* _Aim_: Reproduce the entries word for word, from their first line through the line containing "divider [0, 706, 497, 707]", including that line.

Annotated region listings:
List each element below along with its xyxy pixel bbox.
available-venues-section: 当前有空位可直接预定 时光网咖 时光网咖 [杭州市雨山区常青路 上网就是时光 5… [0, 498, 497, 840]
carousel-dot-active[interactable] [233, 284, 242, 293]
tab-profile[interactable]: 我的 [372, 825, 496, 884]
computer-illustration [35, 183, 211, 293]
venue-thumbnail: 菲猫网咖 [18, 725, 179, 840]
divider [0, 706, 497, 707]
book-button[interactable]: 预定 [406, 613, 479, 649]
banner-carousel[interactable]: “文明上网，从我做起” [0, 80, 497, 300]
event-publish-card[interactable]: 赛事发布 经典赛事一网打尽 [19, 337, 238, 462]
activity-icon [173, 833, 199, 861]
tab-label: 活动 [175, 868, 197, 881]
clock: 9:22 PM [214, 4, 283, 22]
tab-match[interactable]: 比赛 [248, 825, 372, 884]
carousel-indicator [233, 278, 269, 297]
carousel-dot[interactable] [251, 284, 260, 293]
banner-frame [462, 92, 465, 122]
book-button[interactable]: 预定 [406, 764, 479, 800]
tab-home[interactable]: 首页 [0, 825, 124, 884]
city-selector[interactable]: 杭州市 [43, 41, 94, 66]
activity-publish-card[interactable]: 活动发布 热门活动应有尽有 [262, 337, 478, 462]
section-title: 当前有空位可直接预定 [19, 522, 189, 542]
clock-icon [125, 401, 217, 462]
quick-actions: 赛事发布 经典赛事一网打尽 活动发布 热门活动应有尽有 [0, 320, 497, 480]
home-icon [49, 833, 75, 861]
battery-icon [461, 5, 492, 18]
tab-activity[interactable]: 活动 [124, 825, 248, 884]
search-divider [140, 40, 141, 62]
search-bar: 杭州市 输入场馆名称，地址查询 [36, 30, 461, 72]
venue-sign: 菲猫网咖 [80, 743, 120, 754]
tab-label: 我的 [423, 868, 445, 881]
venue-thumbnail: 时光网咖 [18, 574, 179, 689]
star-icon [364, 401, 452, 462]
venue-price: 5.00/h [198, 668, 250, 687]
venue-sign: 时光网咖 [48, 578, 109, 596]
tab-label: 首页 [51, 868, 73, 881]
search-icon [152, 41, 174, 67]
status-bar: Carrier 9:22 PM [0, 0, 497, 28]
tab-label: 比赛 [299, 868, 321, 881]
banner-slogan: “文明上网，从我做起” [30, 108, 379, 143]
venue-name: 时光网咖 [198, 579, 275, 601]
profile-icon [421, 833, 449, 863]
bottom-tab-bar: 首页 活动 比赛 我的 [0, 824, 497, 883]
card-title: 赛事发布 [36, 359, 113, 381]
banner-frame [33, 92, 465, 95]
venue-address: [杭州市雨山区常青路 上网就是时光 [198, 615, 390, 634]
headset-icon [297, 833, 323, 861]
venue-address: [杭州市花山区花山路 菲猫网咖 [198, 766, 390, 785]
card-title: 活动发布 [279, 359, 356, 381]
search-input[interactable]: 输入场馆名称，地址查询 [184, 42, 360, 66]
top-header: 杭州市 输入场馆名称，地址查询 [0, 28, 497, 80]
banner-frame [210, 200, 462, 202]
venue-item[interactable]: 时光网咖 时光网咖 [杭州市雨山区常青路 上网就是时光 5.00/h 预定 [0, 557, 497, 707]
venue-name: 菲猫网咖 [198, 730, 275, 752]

* _Answer below_:
List each element below along with its xyxy pixel bbox.
available-venues-section: 当前有空位可直接预定 时光网咖 时光网咖 [杭州市雨山区常青路 上网就是时光 5… [0, 498, 497, 840]
carousel-dot-active[interactable] [233, 284, 242, 293]
tab-profile[interactable]: 我的 [372, 825, 496, 884]
computer-illustration [35, 183, 211, 293]
venue-thumbnail: 菲猫网咖 [18, 725, 179, 840]
divider [0, 706, 497, 707]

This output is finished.